> **LISTED ENTRIES**:
=-=-=

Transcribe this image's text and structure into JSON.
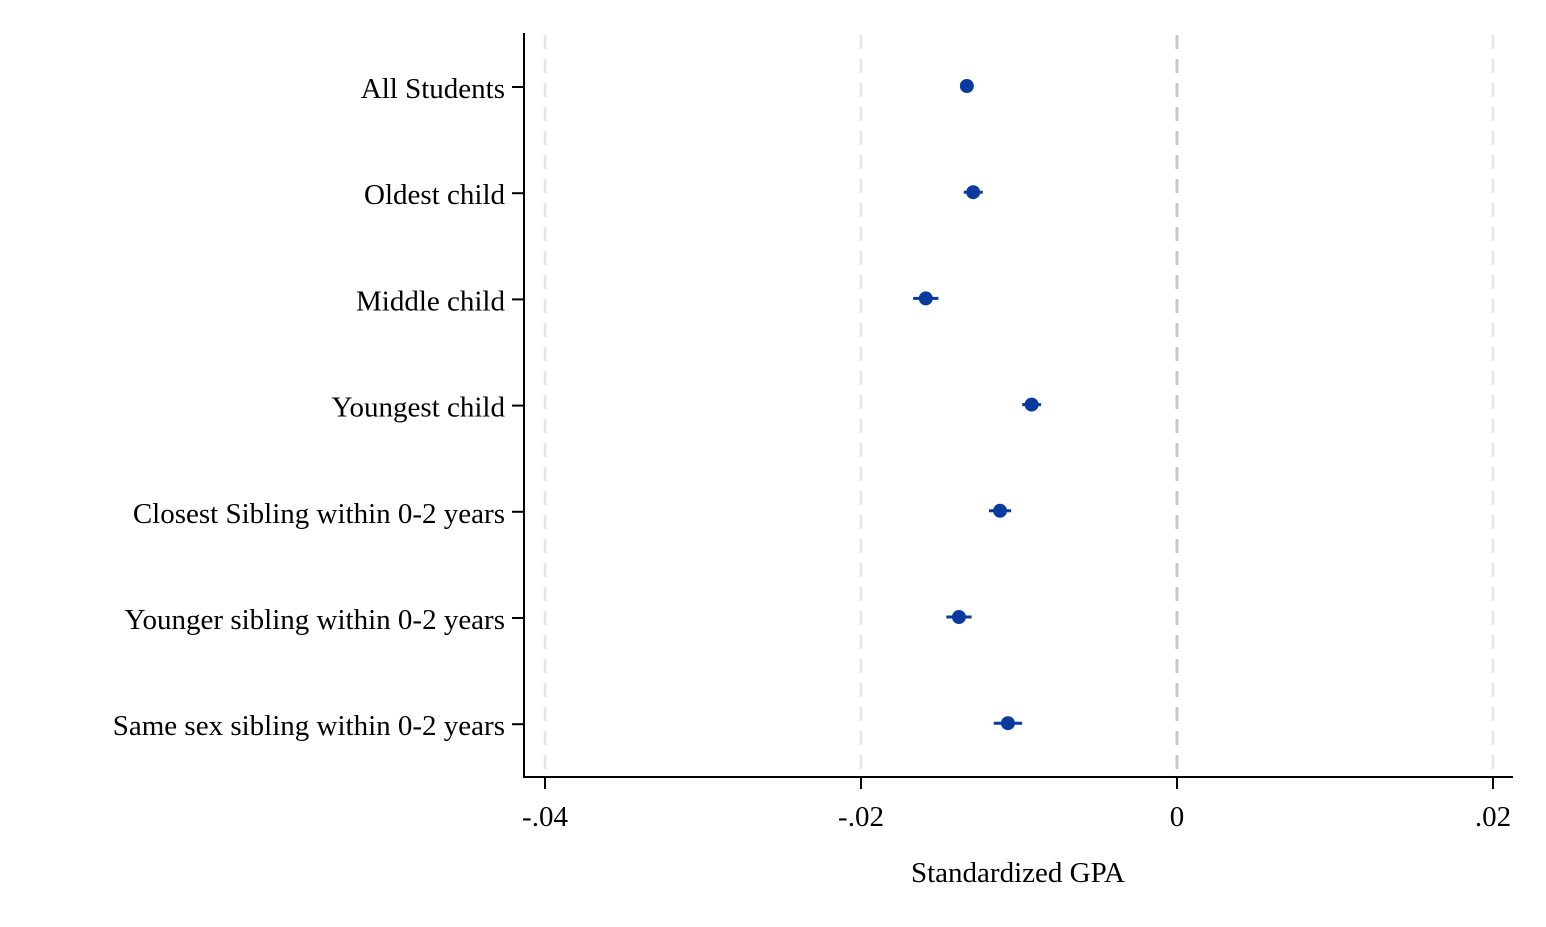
{
  "chart_data": {
    "type": "scatter",
    "title": "",
    "xlabel": "Standardized GPA",
    "ylabel": "",
    "xlim": [
      -0.0415,
      0.0213
    ],
    "xticks": [
      -0.04,
      -0.02,
      0,
      0.02
    ],
    "xtick_labels": [
      "-.04",
      "-.02",
      "0",
      ".02"
    ],
    "grid": "vertical-dashed",
    "reference_line": 0,
    "legend": "none",
    "marker_color": "#0b3a9e",
    "categories": [
      "All Students",
      "Oldest child",
      "Middle child",
      "Youngest child",
      "Closest Sibling within 0-2 years",
      "Younger sibling within 0-2 years",
      "Same sex sibling within 0-2 years"
    ],
    "values": [
      -0.0133,
      -0.0129,
      -0.0159,
      -0.0092,
      -0.0112,
      -0.0138,
      -0.0107
    ],
    "ci_low": [
      -0.0137,
      -0.0135,
      -0.0167,
      -0.0098,
      -0.0119,
      -0.0146,
      -0.0116
    ],
    "ci_high": [
      -0.0129,
      -0.0123,
      -0.0151,
      -0.0086,
      -0.0105,
      -0.013,
      -0.0098
    ]
  }
}
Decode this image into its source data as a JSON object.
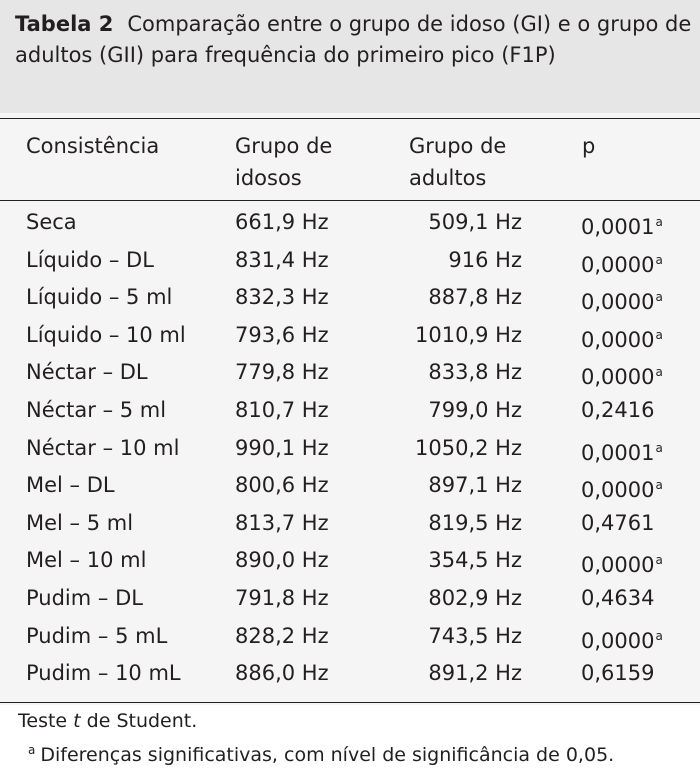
{
  "caption": {
    "label": "Tabela 2",
    "text": "Comparação entre o grupo de idoso (GI) e o grupo de adultos (GII) para frequência do primeiro pico (F1P)"
  },
  "table": {
    "headers": {
      "consistency": "Consistência",
      "group_elderly": "Grupo de idosos",
      "group_adults": "Grupo de adultos",
      "p": "p"
    },
    "rows": [
      {
        "consistency": "Seca",
        "elderly": "661,9 Hz",
        "adults": "509,1 Hz",
        "p": "0,0001",
        "mark": "a"
      },
      {
        "consistency": "Líquido – DL",
        "elderly": "831,4 Hz",
        "adults": "916 Hz",
        "p": "0,0000",
        "mark": "a"
      },
      {
        "consistency": "Líquido – 5 ml",
        "elderly": "832,3 Hz",
        "adults": "887,8 Hz",
        "p": "0,0000",
        "mark": "a"
      },
      {
        "consistency": "Líquido – 10 ml",
        "elderly": "793,6 Hz",
        "adults": "1010,9 Hz",
        "p": "0,0000",
        "mark": "a"
      },
      {
        "consistency": "Néctar – DL",
        "elderly": "779,8 Hz",
        "adults": "833,8 Hz",
        "p": "0,0000",
        "mark": "a"
      },
      {
        "consistency": "Néctar – 5 ml",
        "elderly": "810,7 Hz",
        "adults": "799,0 Hz",
        "p": "0,2416",
        "mark": ""
      },
      {
        "consistency": "Néctar – 10 ml",
        "elderly": "990,1 Hz",
        "adults": "1050,2 Hz",
        "p": "0,0001",
        "mark": "a"
      },
      {
        "consistency": "Mel – DL",
        "elderly": "800,6 Hz",
        "adults": "897,1 Hz",
        "p": "0,0000",
        "mark": "a"
      },
      {
        "consistency": "Mel – 5 ml",
        "elderly": "813,7 Hz",
        "adults": "819,5 Hz",
        "p": "0,4761",
        "mark": ""
      },
      {
        "consistency": "Mel – 10 ml",
        "elderly": "890,0 Hz",
        "adults": "354,5 Hz",
        "p": "0,0000",
        "mark": "a"
      },
      {
        "consistency": "Pudim – DL",
        "elderly": "791,8 Hz",
        "adults": "802,9 Hz",
        "p": "0,4634",
        "mark": ""
      },
      {
        "consistency": "Pudim – 5 mL",
        "elderly": "828,2 Hz",
        "adults": "743,5 Hz",
        "p": "0,0000",
        "mark": "a"
      },
      {
        "consistency": "Pudim – 10 mL",
        "elderly": "886,0 Hz",
        "adults": "891,2 Hz",
        "p": "0,6159",
        "mark": ""
      }
    ]
  },
  "notes": {
    "test_prefix": "Teste ",
    "test_var": "t",
    "test_suffix": " de Student.",
    "footnote_mark": "a",
    "footnote_text": "Diferenças significativas, com nível de significância de 0,05."
  },
  "colors": {
    "caption_bg": "#e6e6e6",
    "table_bg": "#f5f5f5",
    "text": "#231f20"
  }
}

=-=-=

> **GIVEN TASK**: Find the lines of the material that hold the word "Néctar" and report their count alone.

> **EXERCISE OUTPUT**: 3